Исходный текст:
□ □ □ □

Мы видим, например, как силовые органы пытаются что-то нафантазировать: то за молодежью гоняться, то в Интернете как-то окопаться лучше, чем до этого у них вышло, то Telegram заблокировали — не получилось, так давайте в следующем году на 20 миллиардов закупим волшебных машинок, может, тогда получится. Или давайте по-новому бороться с экстремизмом: тут либерализуем, а тут что-нибудь новое придумаем, внесем законопроект. Здесь мы видим творчество. А в той сфере, которая, казалось бы, должна быть куда более творчески адаптивной, мы видим абсолютное окостенение. Они смотрят, как их аудитория, скажем прямыми словами, клонится в могилу, как к ним теряется доверие, как публика уходит к другим источникам информации, и ничего не делают: не переставляют кровати, не меняют девушек, не пытаются сделать себе ребрендинг.

— Повторяют старые рецепты. «Давайте сделаем еще одну программу Соловьева».

—  Совершенно верно. Кстати, вы, может, лучше знаете: вот это «Москва, Кремль, Путин». Это была разовая акция или она теперь каждый день?

— Она теперь постоянно выходит (раз в неделю. — Прим. ред.).

— Понятно. Это тоже чрезвычайно умно: на фоне снижения рейтингов нет ничего лучше, чем перекормить аудиторию тем материалом, который она и так есть не хочет. 

Хорошо, это все очень здорово. С точки зрения общественного блага — это хорошо. Было бы хуже, если бы эта наиболее вредоносная часть нашей политической машины была молода, бодра, полна творческих сил, привлекала бы к себе за деньги, за обещания безнаказанности и прочие дьявольские соблазны креативные кадры, которые помогали бы еще лучше вставлять шприц в мозг граждан. То, что там продолжаются эти танцы в лепрозории, это прекрасно. Пусть мертвые хоронят своих мертвецов. 

На канале «Россия 1» вышла новая программа Соловьева — целый час о Путине. Получилось комично

Как мне кажется, за ближайшие пару лет эта система должна поглотить всю бездарность, которая еще не инкорпорирована туда, и умереть вместе с ней. 

Важно то, куда будет направлено то общественное внимание, которое сейчас не находит себе применения. Когда мы смотрим на какие-нибудь рейтинги, типа «каким журналистам вы доверяете», мы видим одно единственное — пустую сцену. Люди не доверяют никому, ничтожные цифры — это просто фамилии людей, которые часто мелькают по телевизору.

— Того же Соловьева, например.

— Безусловно, но это — не доверие. И там тоже жалкий процент. На самом деле, если вы посмотрите эти рейтинги, вы увидите на них просто надпись огромными буквами: «Никого нет». Я не люблю исторических аналогий, но в этом смысле ситуация напоминает вторую половину 80-х. Есть огромная аудитория, которая хочет слышать и говорить об общественно-политических проблемах, о внутренней политике, но с ней никто не разговаривает. И она ищет себе не то чтобы кумира — она ищет себе голос. Она ищет тот мегафон, через который она будет говорить, но его нет. Интересно, кто это будет?

— А Навальный не выполняет этой роли?

□ □ □ □

Записи:
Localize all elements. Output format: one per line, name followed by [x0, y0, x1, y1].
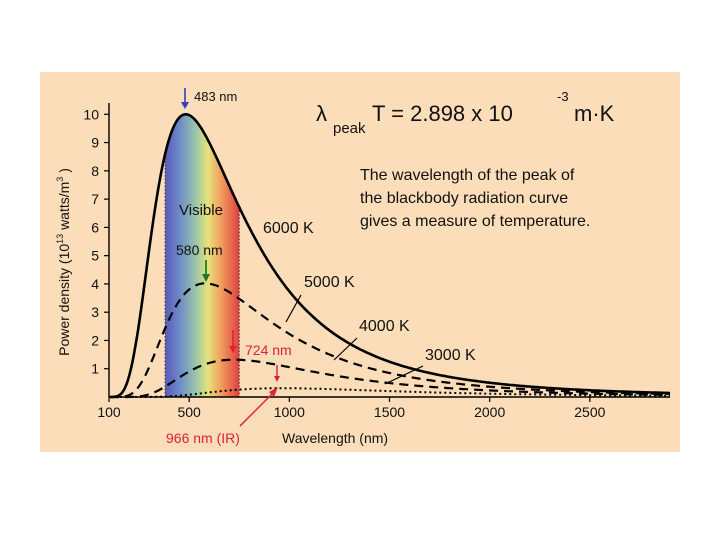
equation-exponent: -3 — [557, 89, 569, 104]
y-axis-title-end: ) — [56, 168, 72, 177]
equation-body: T = 2.898 x 10 — [372, 101, 513, 126]
curve-5000k — [110, 282, 671, 399]
y-tick-label-2: 2 — [91, 332, 99, 348]
equation-units: m·K — [574, 101, 615, 126]
y-tick-label-4: 4 — [91, 276, 99, 292]
y-tick-label-6: 6 — [91, 219, 99, 235]
wien-equation: λ — [316, 101, 327, 126]
x-tick-label-2000: 2000 — [474, 404, 505, 420]
x-tick-label-2500: 2500 — [574, 404, 605, 420]
pointer-4000k — [333, 337, 358, 361]
peak-label-966nm-ir: 966 nm (IR) — [166, 430, 240, 446]
y-axis-title-exp2: 3 — [55, 177, 65, 182]
series-label-4000k: 4000 K — [359, 318, 410, 335]
y-tick-label-7: 7 — [91, 191, 99, 207]
peak-arrow-966nm — [239, 389, 277, 427]
peak-arrowhead-724nm — [229, 346, 237, 353]
peak-label-483nm: 483 nm — [194, 89, 237, 104]
x-tick-label-1000: 1000 — [274, 404, 305, 420]
peak-label-580nm: 580 nm — [176, 242, 223, 258]
peak-arrowhead-724nm-lower — [274, 376, 280, 382]
x-axis-ticks: 100 500 1000 1500 2000 2500 — [97, 397, 606, 420]
x-tick-label-1500: 1500 — [374, 404, 405, 420]
series-label-6000k: 6000 K — [263, 220, 314, 237]
y-tick-label-1: 1 — [91, 361, 99, 377]
y-tick-label-8: 8 — [91, 163, 99, 179]
x-axis-title: Wavelength (nm) — [282, 430, 388, 446]
equation-subscript: peak — [333, 120, 366, 137]
equation-lambda: λ — [316, 101, 327, 126]
x-tick-label-100: 100 — [97, 404, 121, 420]
curve-4000k — [110, 358, 670, 399]
description-line-3: gives a measure of temperature. — [360, 213, 590, 230]
y-tick-label-9: 9 — [91, 135, 99, 151]
y-axis-title-exp1: 13 — [55, 234, 65, 244]
y-axis-ticks: 1 2 3 4 5 6 7 8 9 10 — [83, 106, 109, 377]
x-tick-label-500: 500 — [177, 404, 201, 420]
y-axis-title-main: Power density (10 — [56, 244, 72, 356]
peak-arrowhead-580nm — [202, 274, 210, 282]
peak-arrowhead-483nm — [181, 102, 189, 109]
series-label-3000k: 3000 K — [425, 347, 476, 364]
pointer-5000k — [285, 294, 302, 323]
peak-label-724nm: 724 nm — [245, 342, 292, 358]
curve-3000k — [110, 387, 670, 398]
description-line-1: The wavelength of the peak of — [360, 167, 575, 184]
y-tick-label-10: 10 — [83, 106, 99, 122]
curve-6000k — [110, 113, 670, 399]
pointer-3000k — [384, 365, 424, 385]
curves-layer — [110, 113, 671, 399]
y-tick-label-5: 5 — [91, 248, 99, 264]
description-line-2: the blackbody radiation curve — [360, 190, 568, 207]
peak-arrowhead-966nm — [269, 387, 278, 397]
series-label-5000k: 5000 K — [304, 274, 355, 291]
visible-band-label: Visible — [179, 202, 223, 219]
y-tick-label-3: 3 — [91, 304, 99, 320]
y-axis-title-mid: watts/m — [56, 182, 72, 234]
y-axis-title: Power density (1013 watts/m3 ) — [55, 168, 72, 356]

□ □ □ □

Ваши задания:
**a.** С каким периодом в интервью о телевидении сравнивается нынешняя ситуация, хотя отвечающий и не любит исторических аналогий?
**b.** Пожалуйста, напишите следующую часть интервью о телевидении, начиная сразу после последней реплики.

Ответы по порядку:
**a.** Со второй половиной 80-х.

**b.**
— Частично — да, выполняет. Но у него нет мегафона. То есть YouTube, конечно, мегафон, но недостаточный. Когда откроется щель возможностей (я даже не буду говорить про окно возможностей), хлынет поток, который разорвет ее, потому что здесь очень серьезное давление. Политической агрессии не фиксируется (я исхожу из доступных нам социологических данных), низок даже уровень агрессии по отношению к власти в сравнении с уровнем недоверия к ней, разочарования в ней, отвращения по отношению к ней. Уровень агрессии низкий. 

В российском обществе низка толерантность к насилию вопреки тому, что обычно полагают: люди и сами не склонны к насильственным действиям, и не одобряют их в других. Распространенное представление о русском народе как о сборище кровожадных революционеров давно не соответствует действительности. Это может нравиться, может не нравиться, кто-то там обвиняет нас всех в рабской психологии и избыточной адаптивности, но это социально-антропологический факт, который мы наблюдаем.

«Изменение идет, шовчик уже поехал»

— Я знаю, что вы придерживаетесь мнения, что наше общество не так уж сильно отличается от европейских обществ и неправильно говорить, что Россия какая-то особенная страна со своим сложным менталитетом.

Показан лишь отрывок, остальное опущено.